(Collected data entries)
○ ○ ○ ○
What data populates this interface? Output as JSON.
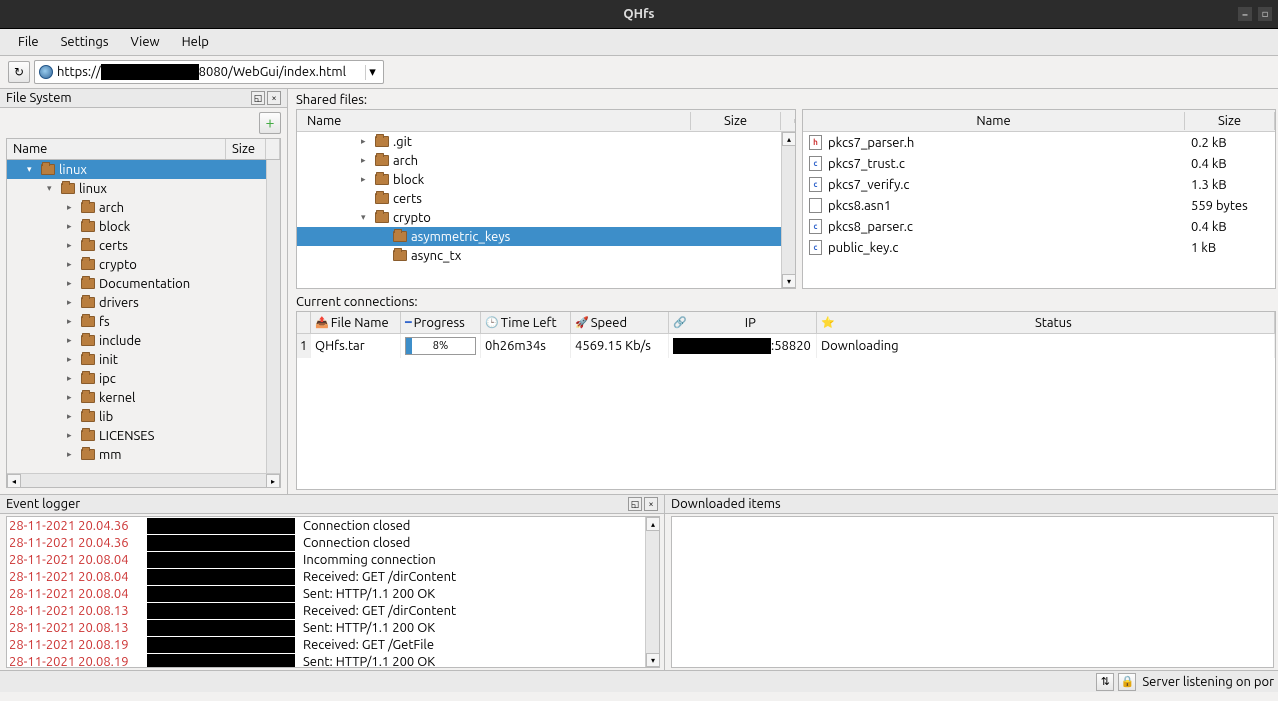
{
  "window_title": "QHfs",
  "menu": {
    "file": "File",
    "settings": "Settings",
    "view": "View",
    "help": "Help"
  },
  "url": {
    "scheme": "https://",
    "suffix": "8080/WebGui/index.html"
  },
  "left": {
    "title": "File System",
    "hdr_name": "Name",
    "hdr_size": "Size",
    "root": "linux",
    "sub": "linux",
    "children": [
      "arch",
      "block",
      "certs",
      "crypto",
      "Documentation",
      "drivers",
      "fs",
      "include",
      "init",
      "ipc",
      "kernel",
      "lib",
      "LICENSES",
      "mm"
    ]
  },
  "shared": {
    "label": "Shared files:",
    "hdr_name": "Name",
    "hdr_size": "Size",
    "tree": [
      {
        "indent": 3,
        "exp": "▸",
        "name": ".git"
      },
      {
        "indent": 3,
        "exp": "▸",
        "name": "arch"
      },
      {
        "indent": 3,
        "exp": "▸",
        "name": "block"
      },
      {
        "indent": 3,
        "exp": "",
        "name": "certs"
      },
      {
        "indent": 3,
        "exp": "▾",
        "name": "crypto"
      },
      {
        "indent": 4,
        "exp": "",
        "name": "asymmetric_keys",
        "sel": true
      },
      {
        "indent": 4,
        "exp": "",
        "name": "async_tx"
      }
    ],
    "files": [
      {
        "icon": "h",
        "name": "pkcs7_parser.h",
        "size": "0.2 kB"
      },
      {
        "icon": "c",
        "name": "pkcs7_trust.c",
        "size": "0.4 kB"
      },
      {
        "icon": "c",
        "name": "pkcs7_verify.c",
        "size": "1.3 kB"
      },
      {
        "icon": "p",
        "name": "pkcs8.asn1",
        "size": "559 bytes"
      },
      {
        "icon": "c",
        "name": "pkcs8_parser.c",
        "size": "0.4 kB"
      },
      {
        "icon": "c",
        "name": "public_key.c",
        "size": "1 kB"
      }
    ]
  },
  "conn": {
    "label": "Current connections:",
    "hdr": {
      "fn": "File Name",
      "pg": "Progress",
      "tl": "Time Left",
      "sp": "Speed",
      "ip": "IP",
      "st": "Status"
    },
    "rows": [
      {
        "idx": "1",
        "fn": "QHfs.tar",
        "pg": "8%",
        "pgv": 8,
        "tl": "0h26m34s",
        "sp": "4569.15 Kb/s",
        "ip_suffix": ":58820",
        "st": "Downloading"
      }
    ]
  },
  "log": {
    "label": "Event logger",
    "dl_label": "Downloaded items",
    "rows": [
      {
        "t": "28-11-2021 20.04.36",
        "m": "Connection closed"
      },
      {
        "t": "28-11-2021 20.04.36",
        "m": "Connection closed"
      },
      {
        "t": "28-11-2021 20.08.04",
        "m": "Incomming connection"
      },
      {
        "t": "28-11-2021 20.08.04",
        "m": "Received: GET /dirContent"
      },
      {
        "t": "28-11-2021 20.08.04",
        "m": "Sent: HTTP/1.1 200 OK"
      },
      {
        "t": "28-11-2021 20.08.13",
        "m": "Received: GET /dirContent"
      },
      {
        "t": "28-11-2021 20.08.13",
        "m": "Sent: HTTP/1.1 200 OK"
      },
      {
        "t": "28-11-2021 20.08.19",
        "m": "Received: GET /GetFile"
      },
      {
        "t": "28-11-2021 20.08.19",
        "m": "Sent: HTTP/1.1 200 OK"
      }
    ]
  },
  "status": "Server listening on por"
}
○ ○ ○ ○
Set down the material above as is, without any pictures.

What data populates this interface? Output as JSON.
{
  "window_title": "QHfs",
  "menu": {
    "file": "File",
    "settings": "Settings",
    "view": "View",
    "help": "Help"
  },
  "url": {
    "scheme": "https://",
    "suffix": "8080/WebGui/index.html"
  },
  "left": {
    "title": "File System",
    "hdr_name": "Name",
    "hdr_size": "Size",
    "root": "linux",
    "sub": "linux",
    "children": [
      "arch",
      "block",
      "certs",
      "crypto",
      "Documentation",
      "drivers",
      "fs",
      "include",
      "init",
      "ipc",
      "kernel",
      "lib",
      "LICENSES",
      "mm"
    ]
  },
  "shared": {
    "label": "Shared files:",
    "hdr_name": "Name",
    "hdr_size": "Size",
    "tree": [
      {
        "indent": 3,
        "exp": "▸",
        "name": ".git"
      },
      {
        "indent": 3,
        "exp": "▸",
        "name": "arch"
      },
      {
        "indent": 3,
        "exp": "▸",
        "name": "block"
      },
      {
        "indent": 3,
        "exp": "",
        "name": "certs"
      },
      {
        "indent": 3,
        "exp": "▾",
        "name": "crypto"
      },
      {
        "indent": 4,
        "exp": "",
        "name": "asymmetric_keys",
        "sel": true
      },
      {
        "indent": 4,
        "exp": "",
        "name": "async_tx"
      }
    ],
    "files": [
      {
        "icon": "h",
        "name": "pkcs7_parser.h",
        "size": "0.2 kB"
      },
      {
        "icon": "c",
        "name": "pkcs7_trust.c",
        "size": "0.4 kB"
      },
      {
        "icon": "c",
        "name": "pkcs7_verify.c",
        "size": "1.3 kB"
      },
      {
        "icon": "p",
        "name": "pkcs8.asn1",
        "size": "559 bytes"
      },
      {
        "icon": "c",
        "name": "pkcs8_parser.c",
        "size": "0.4 kB"
      },
      {
        "icon": "c",
        "name": "public_key.c",
        "size": "1 kB"
      }
    ]
  },
  "conn": {
    "label": "Current connections:",
    "hdr": {
      "fn": "File Name",
      "pg": "Progress",
      "tl": "Time Left",
      "sp": "Speed",
      "ip": "IP",
      "st": "Status"
    },
    "rows": [
      {
        "idx": "1",
        "fn": "QHfs.tar",
        "pg": "8%",
        "pgv": 8,
        "tl": "0h26m34s",
        "sp": "4569.15 Kb/s",
        "ip_suffix": ":58820",
        "st": "Downloading"
      }
    ]
  },
  "log": {
    "label": "Event logger",
    "dl_label": "Downloaded items",
    "rows": [
      {
        "t": "28-11-2021 20.04.36",
        "m": "Connection closed"
      },
      {
        "t": "28-11-2021 20.04.36",
        "m": "Connection closed"
      },
      {
        "t": "28-11-2021 20.08.04",
        "m": "Incomming connection"
      },
      {
        "t": "28-11-2021 20.08.04",
        "m": "Received: GET /dirContent"
      },
      {
        "t": "28-11-2021 20.08.04",
        "m": "Sent: HTTP/1.1 200 OK"
      },
      {
        "t": "28-11-2021 20.08.13",
        "m": "Received: GET /dirContent"
      },
      {
        "t": "28-11-2021 20.08.13",
        "m": "Sent: HTTP/1.1 200 OK"
      },
      {
        "t": "28-11-2021 20.08.19",
        "m": "Received: GET /GetFile"
      },
      {
        "t": "28-11-2021 20.08.19",
        "m": "Sent: HTTP/1.1 200 OK"
      }
    ]
  },
  "status": "Server listening on por"
}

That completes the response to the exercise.